Tally the lines holding the word "increase" and state the count by itself.
-- begin DATA IN THIS EXERCISE --
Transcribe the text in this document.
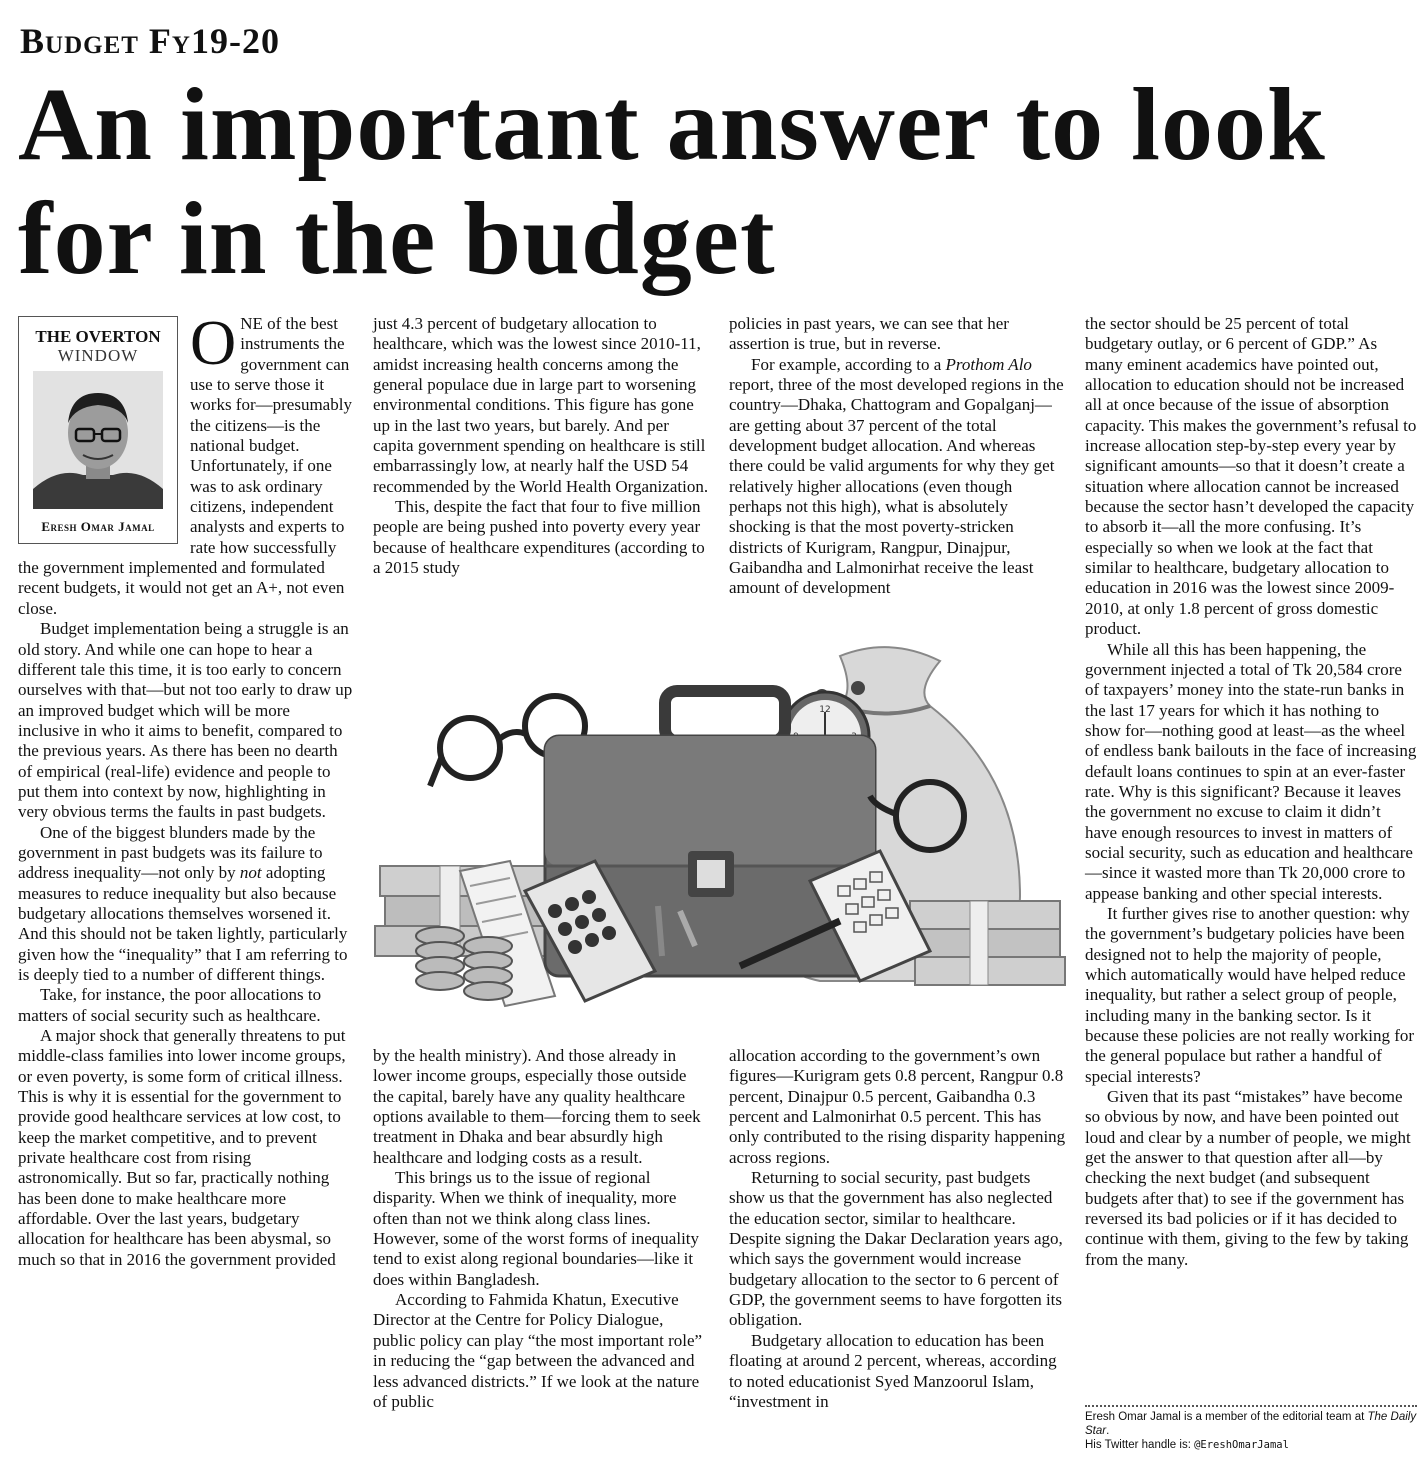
Budget Fy19-20
An important answer to look for in the budget
THE OVERTON
WINDOW
Eresh Omar Jamal

ONE of the best instruments the government can use to serve those it works for—presumably the citizens—is the national budget. Unfortunately, if one was to ask ordinary citizens, independent analysts and experts to rate how successfully the government implemented and formulated recent budgets, it would not get an A+, not even close.

Budget implementation being a struggle is an old story. And while one can hope to hear a different tale this time, it is too early to concern ourselves with that—but not too early to draw up an improved budget which will be more inclusive in who it aims to benefit, compared to the previous years. As there has been no dearth of empirical (real-life) evidence and people to put them into context by now, highlighting in very obvious terms the faults in past budgets.

One of the biggest blunders made by the government in past budgets was its failure to address inequality—not only by not adopting measures to reduce inequality but also because budgetary allocations themselves worsened it. And this should not be taken lightly, particularly given how the “inequality” that I am referring to is deeply tied to a number of different things.

Take, for instance, the poor allocations to matters of social security such as healthcare.

A major shock that generally threatens to put middle-class families into lower income groups, or even poverty, is some form of critical illness. This is why it is essential for the government to provide good healthcare services at low cost, to keep the market competitive, and to prevent private healthcare cost from rising astronomically. But so far, practically nothing has been done to make healthcare more affordable. Over the last years, budgetary allocation for healthcare has been abysmal, so much so that in 2016 the government provided

just 4.3 percent of budgetary allocation to healthcare, which was the lowest since 2010-11, amidst increasing health concerns among the general populace due in large part to worsening environmental conditions. This figure has gone up in the last two years, but barely. And per capita government spending on healthcare is still embarrassingly low, at nearly half the USD 54 recommended by the World Health Organization.

This, despite the fact that four to five million people are being pushed into poverty every year because of healthcare expenditures (according to a 2015 study

by the health ministry). And those already in lower income groups, especially those outside the capital, barely have any quality healthcare options available to them—forcing them to seek treatment in Dhaka and bear absurdly high healthcare and lodging costs as a result.

This brings us to the issue of regional disparity. When we think of inequality, more often than not we think along class lines. However, some of the worst forms of inequality tend to exist along regional boundaries—like it does within Bangladesh.

According to Fahmida Khatun, Executive Director at the Centre for Policy Dialogue, public policy can play “the most important role” in reducing the “gap between the advanced and less advanced districts.” If we look at the nature of public

policies in past years, we can see that her assertion is true, but in reverse.

For example, according to a Prothom Alo report, three of the most developed regions in the country—Dhaka, Chattogram and Gopalganj—are getting about 37 percent of the total development budget allocation. And whereas there could be valid arguments for why they get relatively higher allocations (even though perhaps not this high), what is absolutely shocking is that the most poverty-stricken districts of Kurigram, Rangpur, Dinajpur, Gaibandha and Lalmonirhat receive the least amount of development

allocation according to the government’s own figures—Kurigram gets 0.8 percent, Rangpur 0.8 percent, Dinajpur 0.5 percent, Gaibandha 0.3 percent and Lalmonirhat 0.5 percent. This has only contributed to the rising disparity happening across regions.

Returning to social security, past budgets show us that the government has also neglected the education sector, similar to healthcare. Despite signing the Dakar Declaration years ago, which says the government would increase budgetary allocation to the sector to 6 percent of GDP, the government seems to have forgotten its obligation.

Budgetary allocation to education has been floating at around 2 percent, whereas, according to noted educationist Syed Manzoorul Islam, “investment in

the sector should be 25 percent of total budgetary outlay, or 6 percent of GDP.” As many eminent academics have pointed out, allocation to education should not be increased all at once because of the issue of absorption capacity. This makes the government’s refusal to increase allocation step-by-step every year by significant amounts—so that it doesn’t create a situation where allocation cannot be increased because the sector hasn’t developed the capacity to absorb it—all the more confusing. It’s especially so when we look at the fact that similar to healthcare, budgetary allocation to education in 2016 was the lowest since 2009-2010, at only 1.8 percent of gross domestic product.

While all this has been happening, the government injected a total of Tk 20,584 crore of taxpayers’ money into the state-run banks in the last 17 years for which it has nothing to show for—nothing good at least—as the wheel of endless bank bailouts in the face of increasing default loans continues to spin at an ever-faster rate. Why is this significant? Because it leaves the government no excuse to claim it didn’t have enough resources to invest in matters of social security, such as education and healthcare—since it wasted more than Tk 20,000 crore to appease banking and other special interests.

It further gives rise to another question: why the government’s budgetary policies have been designed not to help the majority of people, which automatically would have helped reduce inequality, but rather a select group of people, including many in the banking sector. Is it because these policies are not really working for the general populace but rather a handful of special interests?

Given that its past “mistakes” have become so obvious by now, and have been pointed out loud and clear by a number of people, we might get the answer to that question after all—by checking the next budget (and subsequent budgets after that) to see if the government has reversed its bad policies or if it has decided to continue with them, giving to the few by taking from the many.

12
Eresh Omar Jamal is a member of the editorial team at The Daily Star.
His Twitter handle is: @EreshOmarJamal
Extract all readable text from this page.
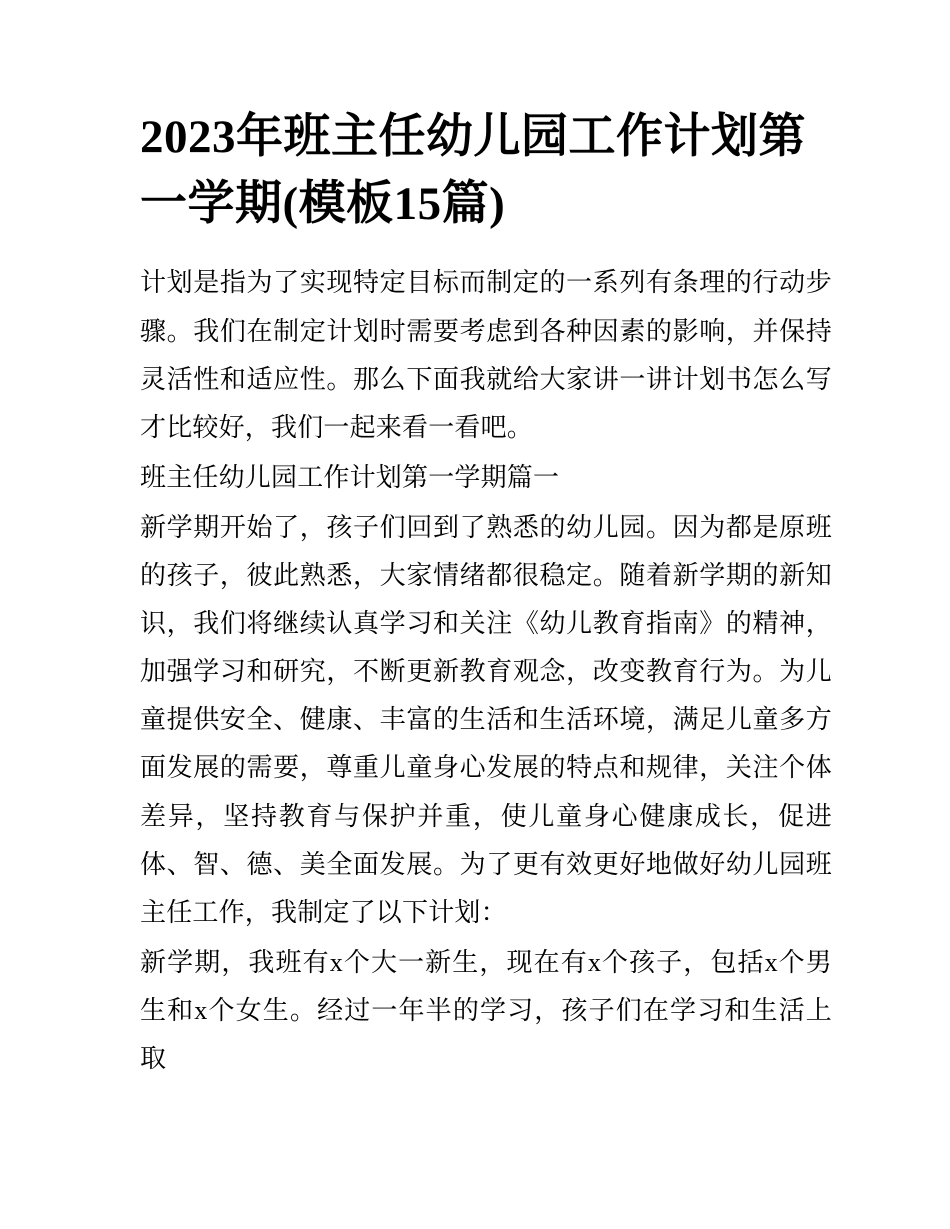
2023年班主任幼儿园工作计划第一学期(模板15篇)

计划是指为了实现特定目标而制定的一系列有条理的行动步骤。我们在制定计划时需要考虑到各种因素的影响，并保持灵活性和适应性。那么下面我就给大家讲一讲计划书怎么写才比较好，我们一起来看一看吧。

班主任幼儿园工作计划第一学期篇一

新学期开始了，孩子们回到了熟悉的幼儿园。因为都是原班的孩子，彼此熟悉，大家情绪都很稳定。随着新学期的新知识，我们将继续认真学习和关注《幼儿教育指南》的精神，加强学习和研究，不断更新教育观念，改变教育行为。为儿童提供安全、健康、丰富的生活和生活环境，满足儿童多方面发展的需要，尊重儿童身心发展的特点和规律，关注个体差异，坚持教育与保护并重，使儿童身心健康成长，促进体、智、德、美全面发展。为了更有效更好地做好幼儿园班主任工作，我制定了以下计划：

新学期，我班有x个大一新生，现在有x个孩子，包括x个男生和x个女生。经过一年半的学习，孩子们在学习和生活上取
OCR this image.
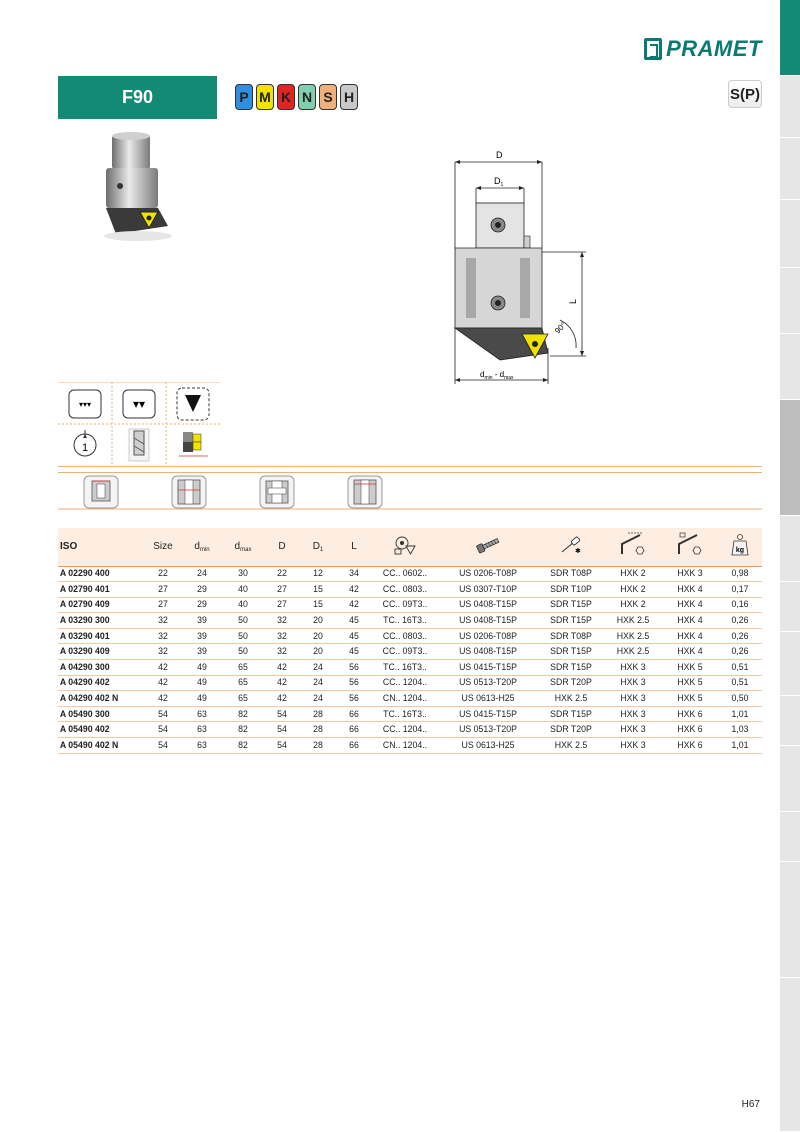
PRAMET
F90	P M K N S H	S(P)
D
$D_1$
L
90°
$d_{min} - d_{max}$
▾▾▾	▾▾
1
ISO	Size	$d_{min}$	$d_{max}$	D	$D_1$	L			✱			kg

A 02290 400	22	24	30	22	12	34	CC.. 0602..	US 0206-T08P	SDR T08P	HXK 2	HXK 3	0,98
A 02790 401	27	29	40	27	15	42	CC.. 0803..	US 0307-T10P	SDR T10P	HXK 2	HXK 4	0,17
A 02790 409	27	29	40	27	15	42	CC.. 09T3..	US 0408-T15P	SDR T15P	HXK 2	HXK 4	0,16
A 03290 300	32	39	50	32	20	45	TC.. 16T3..	US 0408-T15P	SDR T15P	HXK 2.5	HXK 4	0,26
A 03290 401	32	39	50	32	20	45	CC.. 0803..	US 0206-T08P	SDR T08P	HXK 2.5	HXK 4	0,26
A 03290 409	32	39	50	32	20	45	CC.. 09T3..	US 0408-T15P	SDR T15P	HXK 2.5	HXK 4	0,26
A 04290 300	42	49	65	42	24	56	TC.. 16T3..	US 0415-T15P	SDR T15P	HXK 3	HXK 5	0,51
A 04290 402	42	49	65	42	24	56	CC.. 1204..	US 0513-T20P	SDR T20P	HXK 3	HXK 5	0,51
A 04290 402 N	42	49	65	42	24	56	CN.. 1204..	US 0613-H25	HXK 2.5	HXK 3	HXK 5	0,50
A 05490 300	54	63	82	54	28	66	TC.. 16T3..	US 0415-T15P	SDR T15P	HXK 3	HXK 6	1,01
A 05490 402	54	63	82	54	28	66	CC.. 1204..	US 0513-T20P	SDR T20P	HXK 3	HXK 6	1,03
A 05490 402 N	54	63	82	54	28	66	CN.. 1204..	US 0613-H25	HXK 2.5	HXK 3	HXK 6	1,01
H67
-- end DATA IN THIS EXERCISE --
__ANSWER TO THIS PROBLEM__.
2